_Document passage_
= = = = = = =

Russia in Flames: War, Revolution, Civil War, 1914–1921 is a narrative history of the Russian Revolution and Civil War, written by Laura Engelstein and published in 2017 by Oxford University Press. The release was timed with the 100th anniversary of the Russian Revolution.

Synopsis
Russia in Flames explores the period of 19141921 and how the procession of war, collapse, and disintegration (as the subtitle indicates) brought Russia communists to power and eventual resulted in the Bolsheviks dominating and then destroying other political, social, and military power centers. 

Engelstein's work focuses on the "problem of power" and how the Bolsheviks navigated social, Marxist, and internal party politics to seize power, center it on themselves, and finally create a one party state. After this Engelstein explores how the Bolsheviks recreated government to exert control over both Russia and the Russian Empire and eventually win the Civil War. Along with the problem of power, Engelstein explores the role violence and propaganda filled in the seizure and consolidation of power, and how it was used to destroy existing institutions and power centers making way for the Bolshevik institutions, ideas, and authority which replaced them.

Engelstein argues that Lenin and the Bolsheviks "did not so much seize power but rather created it." She believe the collapse of the state and empire created a power vacuum that different revolutionary groups raced to fill. The main tools they employed to achieve total power were the unrestricted use of violence to destroy their political opponents, and the Red Army, created and led by Leon Trotsky, which despite its many limitations ultimately suppressed the white and green forces, and defeated the foreign interventions. 

Engelstein narrates the events that took place between the February Revolution and the October Bolshevik coup the culminated the months of tension and deteriorating relationships within the socialist coalition government. Her analysis of how the coalition government disintegrated into Civil War disproves the misconception that the death and destruction brought on by the Civil War altered the "original character of the Bolshevik party."

= = = = = = =

[Spatial layout entries]
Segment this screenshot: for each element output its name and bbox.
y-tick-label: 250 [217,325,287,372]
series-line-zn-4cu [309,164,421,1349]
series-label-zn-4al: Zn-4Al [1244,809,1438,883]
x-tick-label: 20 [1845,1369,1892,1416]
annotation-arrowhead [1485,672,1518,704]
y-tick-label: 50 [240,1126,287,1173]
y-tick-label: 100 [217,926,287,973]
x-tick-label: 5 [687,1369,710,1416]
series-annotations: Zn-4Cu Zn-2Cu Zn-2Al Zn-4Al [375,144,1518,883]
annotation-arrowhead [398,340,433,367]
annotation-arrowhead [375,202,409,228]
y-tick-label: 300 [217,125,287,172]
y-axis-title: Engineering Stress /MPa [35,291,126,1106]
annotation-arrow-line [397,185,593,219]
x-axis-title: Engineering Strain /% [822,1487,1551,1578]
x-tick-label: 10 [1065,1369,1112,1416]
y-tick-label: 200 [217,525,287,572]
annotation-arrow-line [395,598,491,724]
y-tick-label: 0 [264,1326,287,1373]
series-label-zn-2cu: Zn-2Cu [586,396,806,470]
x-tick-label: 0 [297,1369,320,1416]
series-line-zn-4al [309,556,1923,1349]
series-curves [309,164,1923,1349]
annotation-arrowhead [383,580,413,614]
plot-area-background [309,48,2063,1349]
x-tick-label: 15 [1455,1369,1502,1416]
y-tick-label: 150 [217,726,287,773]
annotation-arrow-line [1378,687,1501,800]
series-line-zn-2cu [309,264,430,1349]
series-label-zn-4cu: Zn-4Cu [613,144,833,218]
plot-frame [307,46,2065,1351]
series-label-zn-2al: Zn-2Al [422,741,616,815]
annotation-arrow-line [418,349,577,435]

= = = = = = =

_Tasks and exercises_
**1.** Retype the passage on Russia in Flames word for word, from its first line to its last.
**2.** Echo the stretch of rows from the start of the rows through the row containing "x-tick-label: 20 [1845,1369,1892,1416]", both ends included, and nothing else.

_Problem solutions_
**1.**
Russia in Flames: War, Revolution, Civil War, 1914–1921 is a narrative history of the Russian Revolution and Civil War, written by Laura Engelstein and published in 2017 by Oxford University Press. The release was timed with the 100th anniversary of the Russian Revolution.

Synopsis
Russia in Flames explores the period of 19141921 and how the procession of war, collapse, and disintegration (as the subtitle indicates) brought Russia communists to power and eventual resulted in the Bolsheviks dominating and then destroying other political, social, and military power centers. 

Engelstein's work focuses on the "problem of power" and how the Bolsheviks navigated social, Marxist, and internal party politics to seize power, center it on themselves, and finally create a one party state. After this Engelstein explores how the Bolsheviks recreated government to exert control over both Russia and the Russian Empire and eventually win the Civil War. Along with the problem of power, Engelstein explores the role violence and propaganda filled in the seizure and consolidation of power, and how it was used to destroy existing institutions and power centers making way for the Bolshevik institutions, ideas, and authority which replaced them.

Engelstein argues that Lenin and the Bolsheviks "did not so much seize power but rather created it." She believe the collapse of the state and empire created a power vacuum that different revolutionary groups raced to fill. The main tools they employed to achieve total power were the unrestricted use of violence to destroy their political opponents, and the Red Army, created and led by Leon Trotsky, which despite its many limitations ultimately suppressed the white and green forces, and defeated the foreign interventions. 

Engelstein narrates the events that took place between the February Revolution and the October Bolshevik coup the culminated the months of tension and deteriorating relationships within the socialist coalition government. Her analysis of how the coalition government disintegrated into Civil War disproves the misconception that the death and destruction brought on by the Civil War altered the "original character of the Bolshevik party."

**2.**
Segment this screenshot: for each element output its name and bbox.
y-tick-label: 250 [217,325,287,372]
series-line-zn-4cu [309,164,421,1349]
series-label-zn-4al: Zn-4Al [1244,809,1438,883]
x-tick-label: 20 [1845,1369,1892,1416]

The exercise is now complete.